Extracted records
-*-*-

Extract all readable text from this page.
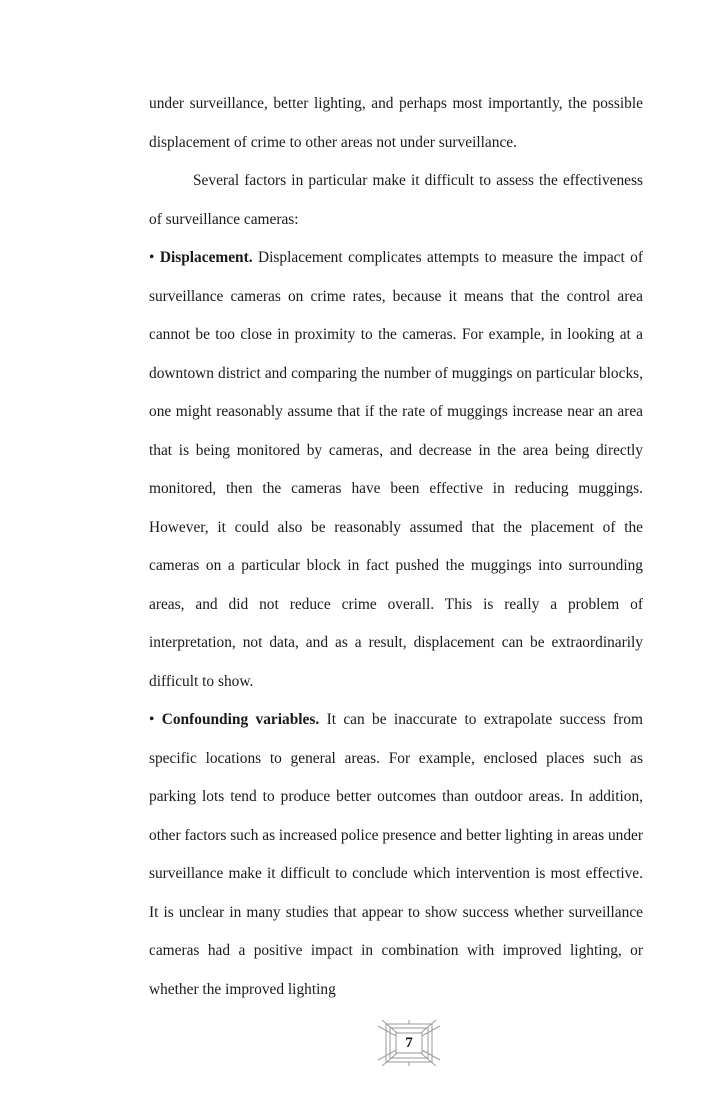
under surveillance, better lighting, and perhaps most importantly, the possible displacement of crime to other areas not under surveillance.

Several factors in particular make it difficult to assess the effectiveness of surveillance cameras:

• Displacement. Displacement complicates attempts to measure the impact of surveillance cameras on crime rates, because it means that the control area cannot be too close in proximity to the cameras. For example, in looking at a downtown district and comparing the number of muggings on particular blocks, one might reasonably assume that if the rate of muggings increase near an area that is being monitored by cameras, and decrease in the area being directly monitored, then the cameras have been effective in reducing muggings. However, it could also be reasonably assumed that the placement of the cameras on a particular block in fact pushed the muggings into surrounding areas, and did not reduce crime overall. This is really a problem of interpretation, not data, and as a result, displacement can be extraordinarily difficult to show.

• Confounding variables. It can be inaccurate to extrapolate success from specific locations to general areas. For example, enclosed places such as parking lots tend to produce better outcomes than outdoor areas. In addition, other factors such as increased police presence and better lighting in areas under surveillance make it difficult to conclude which intervention is most effective. It is unclear in many studies that appear to show success whether surveillance cameras had a positive impact in combination with improved lighting, or whether the improved lighting

7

-*-*-

◆ TASK BRIEF ◆
Omit every image. Quote each record exactly.

◆ OUTPUT OF THE TASK ◆
Extract all readable text from this page.
under surveillance, better lighting, and perhaps most importantly, the possible displacement of crime to other areas not under surveillance.

Several factors in particular make it difficult to assess the effectiveness of surveillance cameras:

• Displacement. Displacement complicates attempts to measure the impact of surveillance cameras on crime rates, because it means that the control area cannot be too close in proximity to the cameras. For example, in looking at a downtown district and comparing the number of muggings on particular blocks, one might reasonably assume that if the rate of muggings increase near an area that is being monitored by cameras, and decrease in the area being directly monitored, then the cameras have been effective in reducing muggings. However, it could also be reasonably assumed that the placement of the cameras on a particular block in fact pushed the muggings into surrounding areas, and did not reduce crime overall. This is really a problem of interpretation, not data, and as a result, displacement can be extraordinarily difficult to show.

• Confounding variables. It can be inaccurate to extrapolate success from specific locations to general areas. For example, enclosed places such as parking lots tend to produce better outcomes than outdoor areas. In addition, other factors such as increased police presence and better lighting in areas under surveillance make it difficult to conclude which intervention is most effective. It is unclear in many studies that appear to show success whether surveillance cameras had a positive impact in combination with improved lighting, or whether the improved lighting

7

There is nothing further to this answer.